-------- EXERCISE PASSAGE --------

Friday, November 2, 2018

"Remember Me" from "Coco"

Today is Dia de los Muertos, which is celebrated by people of Mexican heritage as a way to honor the Dead and guide them on their spiritual journey. Celebrations usually start on Halloween and culminates on All Souls' Day (Nov 2), a Catholic day of remembrance for all the souls in Purgatory. Hopefully, that includes mine. Ever since I learned about Purgatory in catechism, I assumed that's where we already are. Just waiting to die, be judged, and sent to wherever we deserve to be - Heaven or Hell, anything is better than the waiting. It's funny, though, because I believe in reincarnation. It doesn't make sense when I think of it - if this is Purgatorio, why would I want to come back? I suppose I would if I had unfinished business, but I'm still hoping I can clear all that up in this lifetime.

-------- EXCERPTED DATA --------

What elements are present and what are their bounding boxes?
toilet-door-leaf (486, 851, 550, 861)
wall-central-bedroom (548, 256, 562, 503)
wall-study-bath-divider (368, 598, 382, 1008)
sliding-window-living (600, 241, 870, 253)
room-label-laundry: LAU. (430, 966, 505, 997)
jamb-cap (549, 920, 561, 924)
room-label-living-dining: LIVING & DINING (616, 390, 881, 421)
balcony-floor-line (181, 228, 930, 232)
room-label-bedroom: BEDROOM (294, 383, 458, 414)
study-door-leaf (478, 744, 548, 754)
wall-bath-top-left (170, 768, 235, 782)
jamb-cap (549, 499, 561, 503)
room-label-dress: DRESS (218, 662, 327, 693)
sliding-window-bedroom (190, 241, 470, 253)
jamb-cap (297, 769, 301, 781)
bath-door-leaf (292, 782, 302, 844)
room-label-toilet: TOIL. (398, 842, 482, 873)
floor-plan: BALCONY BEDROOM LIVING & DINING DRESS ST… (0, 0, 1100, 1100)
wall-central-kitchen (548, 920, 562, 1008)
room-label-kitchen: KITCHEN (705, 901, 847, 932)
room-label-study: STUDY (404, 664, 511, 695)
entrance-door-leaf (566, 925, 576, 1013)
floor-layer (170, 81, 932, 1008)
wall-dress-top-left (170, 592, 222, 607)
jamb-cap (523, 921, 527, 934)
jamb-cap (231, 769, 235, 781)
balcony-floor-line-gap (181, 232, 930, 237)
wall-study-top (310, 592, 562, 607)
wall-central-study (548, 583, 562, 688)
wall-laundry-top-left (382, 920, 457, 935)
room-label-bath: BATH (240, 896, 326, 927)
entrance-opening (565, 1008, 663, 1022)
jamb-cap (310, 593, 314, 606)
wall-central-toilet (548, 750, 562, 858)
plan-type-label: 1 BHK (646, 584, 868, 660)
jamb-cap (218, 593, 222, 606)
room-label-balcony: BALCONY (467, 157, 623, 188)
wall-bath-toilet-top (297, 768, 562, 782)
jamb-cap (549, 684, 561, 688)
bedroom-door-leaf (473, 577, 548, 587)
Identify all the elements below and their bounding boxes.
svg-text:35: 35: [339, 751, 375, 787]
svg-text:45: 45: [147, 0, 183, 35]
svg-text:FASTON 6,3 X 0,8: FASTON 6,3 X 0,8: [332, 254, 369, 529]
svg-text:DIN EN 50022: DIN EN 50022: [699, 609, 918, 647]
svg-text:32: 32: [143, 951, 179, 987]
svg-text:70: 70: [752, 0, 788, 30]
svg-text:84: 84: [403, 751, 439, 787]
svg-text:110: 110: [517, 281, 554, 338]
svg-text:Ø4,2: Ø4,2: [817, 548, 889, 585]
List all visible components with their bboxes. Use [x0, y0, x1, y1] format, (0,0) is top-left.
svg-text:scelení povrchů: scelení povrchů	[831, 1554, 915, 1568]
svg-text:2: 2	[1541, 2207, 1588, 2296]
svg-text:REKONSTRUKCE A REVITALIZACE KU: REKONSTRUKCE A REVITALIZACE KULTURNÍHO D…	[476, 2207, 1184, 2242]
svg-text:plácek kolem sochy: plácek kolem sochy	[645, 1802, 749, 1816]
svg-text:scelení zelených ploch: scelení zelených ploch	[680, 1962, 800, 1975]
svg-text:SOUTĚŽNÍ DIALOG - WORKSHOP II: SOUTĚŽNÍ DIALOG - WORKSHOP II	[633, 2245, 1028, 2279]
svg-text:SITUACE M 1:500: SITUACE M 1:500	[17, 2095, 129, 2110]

--------

- [EXERCISE INSTRUCTIONS]
(a) Name every holiday or observance that the Dia de los Muertos passage mentions.
(b) Reproduce the part of the Dia de los Muertos passage that begins at the words "Friday, November 2, 2018" and stops after the words "in this lifetime.".
The data have no connection to the Dia de los Muertos passage.

- [WRITTEN ANSWERS]
(a) Dia de los Muertos, Halloween, All Souls' Day

(b)
Friday, November 2, 2018

"Remember Me" from "Coco"

Today is Dia de los Muertos, which is celebrated by people of Mexican heritage as a way to honor the Dead and guide them on their spiritual journey. Celebrations usually start on Halloween and culminates on All Souls' Day (Nov 2), a Catholic day of remembrance for all the souls in Purgatory. Hopefully, that includes mine. Ever since I learned about Purgatory in catechism, I assumed that's where we already are. Just waiting to die, be judged, and sent to wherever we deserve to be - Heaven or Hell, anything is better than the waiting. It's funny, though, because I believe in reincarnation. It doesn't make sense when I think of it - if this is Purgatorio, why would I want to come back? I suppose I would if I had unfinished business, but I'm still hoping I can clear all that up in this lifetime.